*Records provided*:
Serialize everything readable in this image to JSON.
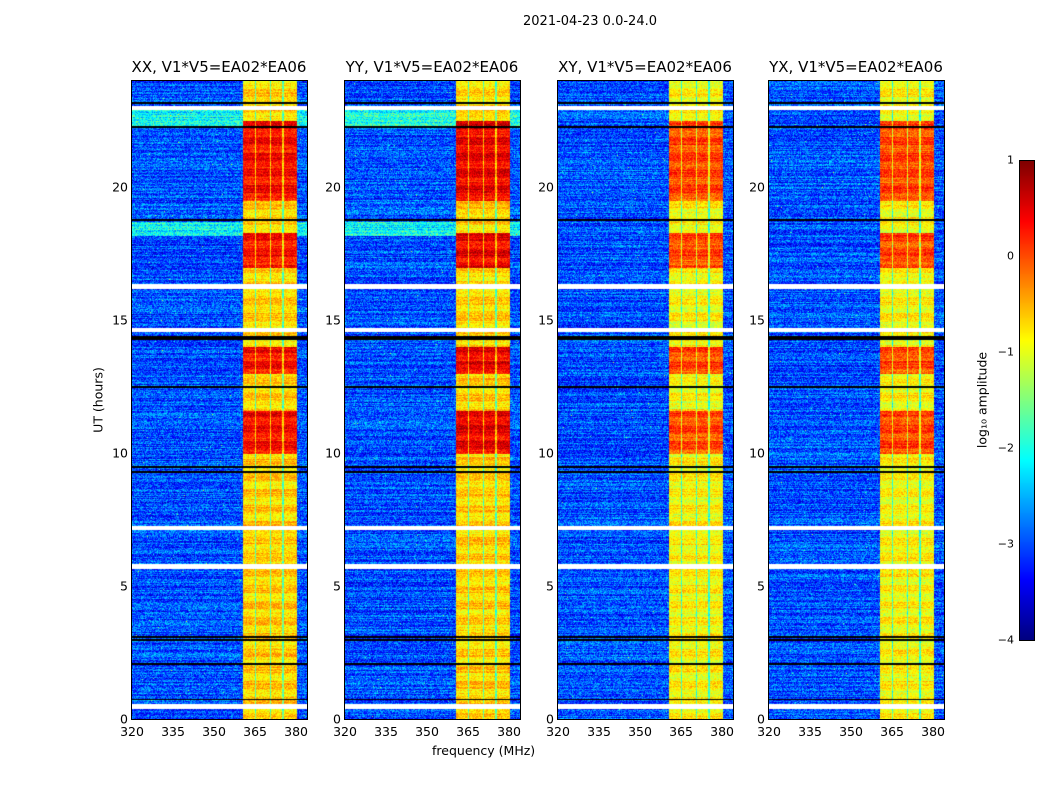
{
  "suptitle": "2021-04-23 0.0-24.0",
  "chart_data": {
    "type": "heatmap",
    "title": "2021-04-23 0.0-24.0",
    "xlabel": "frequency (MHz)",
    "ylabel": "UT (hours)",
    "xlim": [
      320,
      384
    ],
    "ylim": [
      0,
      24
    ],
    "xticks": [
      "320",
      "335",
      "350",
      "365",
      "380"
    ],
    "yticks": [
      "0",
      "5",
      "10",
      "15",
      "20"
    ],
    "panels": [
      {
        "title": "XX, V1*V5=EA02*EA06",
        "band_level": -0.7,
        "peak_level": 0.3
      },
      {
        "title": "YY, V1*V5=EA02*EA06",
        "band_level": -0.7,
        "peak_level": 0.4
      },
      {
        "title": "XY, V1*V5=EA02*EA06",
        "band_level": -0.9,
        "peak_level": 0.0
      },
      {
        "title": "YX, V1*V5=EA02*EA06",
        "band_level": -0.9,
        "peak_level": 0.0
      }
    ],
    "background_level": -3.0,
    "high_amplitude_band_mhz": [
      360.5,
      380
    ],
    "strong_periods_hours": [
      [
        19.5,
        22.5
      ],
      [
        10.0,
        11.6
      ],
      [
        17.0,
        18.3
      ],
      [
        13.0,
        14.0
      ]
    ],
    "flagged_rows_hours": [
      0.5,
      5.75,
      7.2,
      14.65,
      16.3,
      23.0
    ],
    "gap_rows_hours": [
      0.75,
      2.1,
      3.0,
      3.1,
      9.3,
      9.5,
      12.5,
      14.3,
      14.4,
      18.8,
      22.3,
      23.2
    ],
    "colorbar": {
      "label": "log₁₀ amplitude",
      "range": [
        -4,
        1
      ],
      "ticks": [
        "1",
        "0",
        "−1",
        "−2",
        "−3",
        "−4"
      ],
      "colormap": "jet"
    }
  }
}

*What needs to be done*: Set down all the entries exactly as they appear, but skip any pictures.

*Completed exercise*:
Serialize everything readable in this image to JSON.
{
  "suptitle": "2021-04-23 0.0-24.0",
  "chart_data": {
    "type": "heatmap",
    "title": "2021-04-23 0.0-24.0",
    "xlabel": "frequency (MHz)",
    "ylabel": "UT (hours)",
    "xlim": [
      320,
      384
    ],
    "ylim": [
      0,
      24
    ],
    "xticks": [
      "320",
      "335",
      "350",
      "365",
      "380"
    ],
    "yticks": [
      "0",
      "5",
      "10",
      "15",
      "20"
    ],
    "panels": [
      {
        "title": "XX, V1*V5=EA02*EA06",
        "band_level": -0.7,
        "peak_level": 0.3
      },
      {
        "title": "YY, V1*V5=EA02*EA06",
        "band_level": -0.7,
        "peak_level": 0.4
      },
      {
        "title": "XY, V1*V5=EA02*EA06",
        "band_level": -0.9,
        "peak_level": 0.0
      },
      {
        "title": "YX, V1*V5=EA02*EA06",
        "band_level": -0.9,
        "peak_level": 0.0
      }
    ],
    "background_level": -3.0,
    "high_amplitude_band_mhz": [
      360.5,
      380
    ],
    "strong_periods_hours": [
      [
        19.5,
        22.5
      ],
      [
        10.0,
        11.6
      ],
      [
        17.0,
        18.3
      ],
      [
        13.0,
        14.0
      ]
    ],
    "flagged_rows_hours": [
      0.5,
      5.75,
      7.2,
      14.65,
      16.3,
      23.0
    ],
    "gap_rows_hours": [
      0.75,
      2.1,
      3.0,
      3.1,
      9.3,
      9.5,
      12.5,
      14.3,
      14.4,
      18.8,
      22.3,
      23.2
    ],
    "colorbar": {
      "label": "log₁₀ amplitude",
      "range": [
        -4,
        1
      ],
      "ticks": [
        "1",
        "0",
        "−1",
        "−2",
        "−3",
        "−4"
      ],
      "colormap": "jet"
    }
  }
}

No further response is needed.